Reproduce the data below in full and exclude every picture.

__Records for the task__.
++++++++

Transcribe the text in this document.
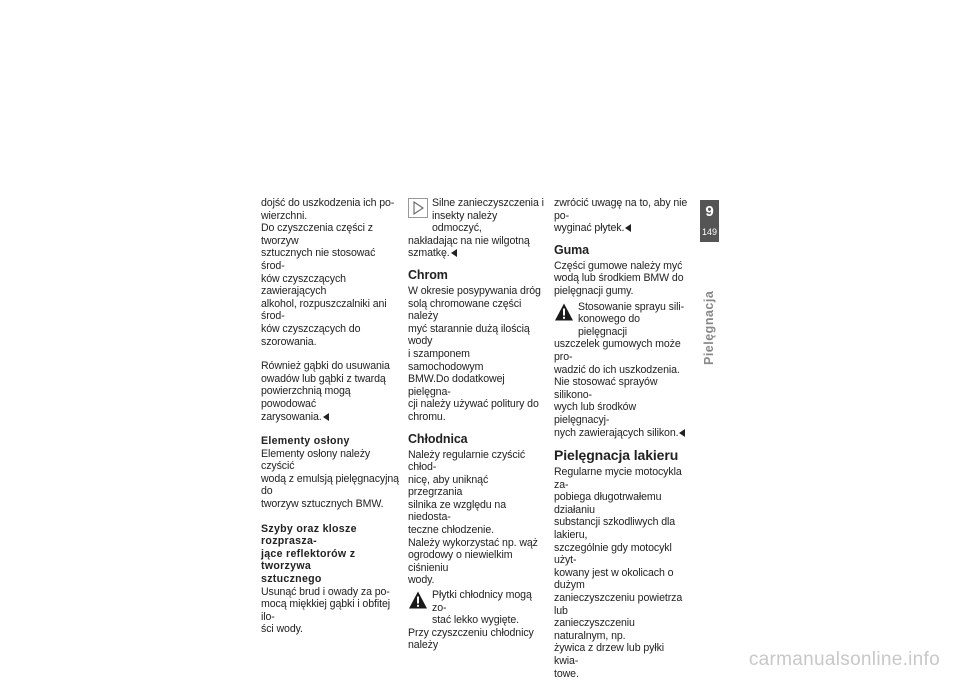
dojść do uszkodzenia ich po-
wierzchni.
Do czyszczenia części z tworzyw
sztucznych nie stosować środ-
ków czyszczących zawierających
alkohol, rozpuszczalniki ani środ-
ków czyszczących do szorowania.

Również gąbki do usuwania
owadów lub gąbki z twardą
powierzchnią mogą powodować
zarysowania.

Elementy osłony

Elementy osłony należy czyścić
wodą z emulsją pielęgnacyjną do
tworzyw sztucznych BMW.

Szyby oraz klosze rozprasza-
jące reflektorów z tworzywa
sztucznego

Usunąć brud i owady za po-
mocą miękkiej gąbki i obfitej ilo-
ści wody.

Silne zanieczyszczenia i
insekty należy odmoczyć,
nakładając na nie wilgotną
szmatkę.

Chrom

W okresie posypywania dróg
solą chromowane części należy
myć starannie dużą ilością wody
i szamponem samochodowym
BMW.Do dodatkowej pielęgna-
cji należy używać politury do
chromu.

Chłodnica

Należy regularnie czyścić chłod-
nicę, aby uniknąć przegrzania
silnika ze względu na niedosta-
teczne chłodzenie.
Należy wykorzystać np. wąż
ogrodowy o niewielkim ciśnieniu
wody.

Płytki chłodnicy mogą zo-
stać lekko wygięte.
Przy czyszczeniu chłodnicy należy

zwrócić uwagę na to, aby nie po-
wyginać płytek.

Guma

Części gumowe należy myć
wodą lub środkiem BMW do
pielęgnacji gumy.

Stosowanie sprayu sili-
konowego do pielęgnacji
uszczelek gumowych może pro-
wadzić do ich uszkodzenia.
Nie stosować sprayów silikono-
wych lub środków pielęgnacyj-
nych zawierających silikon.

Pielęgnacja lakieru

Regularne mycie motocykla za-
pobiega długotrwałemu działaniu
substancji szkodliwych dla lakieru,
szczególnie gdy motocykl użyt-
kowany jest w okolicach o dużym
zanieczyszczeniu powietrza lub
zanieczyszczeniu naturalnym, np.
żywica z drzew lub pyłki kwia-
towe.

9
149
Pielęgnacja
carmanualsonline.info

++++++++

__Response__.
Transcribe the text in this document.
dojść do uszkodzenia ich po-
wierzchni.
Do czyszczenia części z tworzyw
sztucznych nie stosować środ-
ków czyszczących zawierających
alkohol, rozpuszczalniki ani środ-
ków czyszczących do szorowania.

Również gąbki do usuwania
owadów lub gąbki z twardą
powierzchnią mogą powodować
zarysowania.

Elementy osłony

Elementy osłony należy czyścić
wodą z emulsją pielęgnacyjną do
tworzyw sztucznych BMW.

Szyby oraz klosze rozprasza-
jące reflektorów z tworzywa
sztucznego

Usunąć brud i owady za po-
mocą miękkiej gąbki i obfitej ilo-
ści wody.

Silne zanieczyszczenia i
insekty należy odmoczyć,
nakładając na nie wilgotną
szmatkę.

Chrom

W okresie posypywania dróg
solą chromowane części należy
myć starannie dużą ilością wody
i szamponem samochodowym
BMW.Do dodatkowej pielęgna-
cji należy używać politury do
chromu.

Chłodnica

Należy regularnie czyścić chłod-
nicę, aby uniknąć przegrzania
silnika ze względu na niedosta-
teczne chłodzenie.
Należy wykorzystać np. wąż
ogrodowy o niewielkim ciśnieniu
wody.

Płytki chłodnicy mogą zo-
stać lekko wygięte.
Przy czyszczeniu chłodnicy należy

zwrócić uwagę na to, aby nie po-
wyginać płytek.

Guma

Części gumowe należy myć
wodą lub środkiem BMW do
pielęgnacji gumy.

Stosowanie sprayu sili-
konowego do pielęgnacji
uszczelek gumowych może pro-
wadzić do ich uszkodzenia.
Nie stosować sprayów silikono-
wych lub środków pielęgnacyj-
nych zawierających silikon.

Pielęgnacja lakieru

Regularne mycie motocykla za-
pobiega długotrwałemu działaniu
substancji szkodliwych dla lakieru,
szczególnie gdy motocykl użyt-
kowany jest w okolicach o dużym
zanieczyszczeniu powietrza lub
zanieczyszczeniu naturalnym, np.
żywica z drzew lub pyłki kwia-
towe.

9
149
Pielęgnacja
carmanualsonline.info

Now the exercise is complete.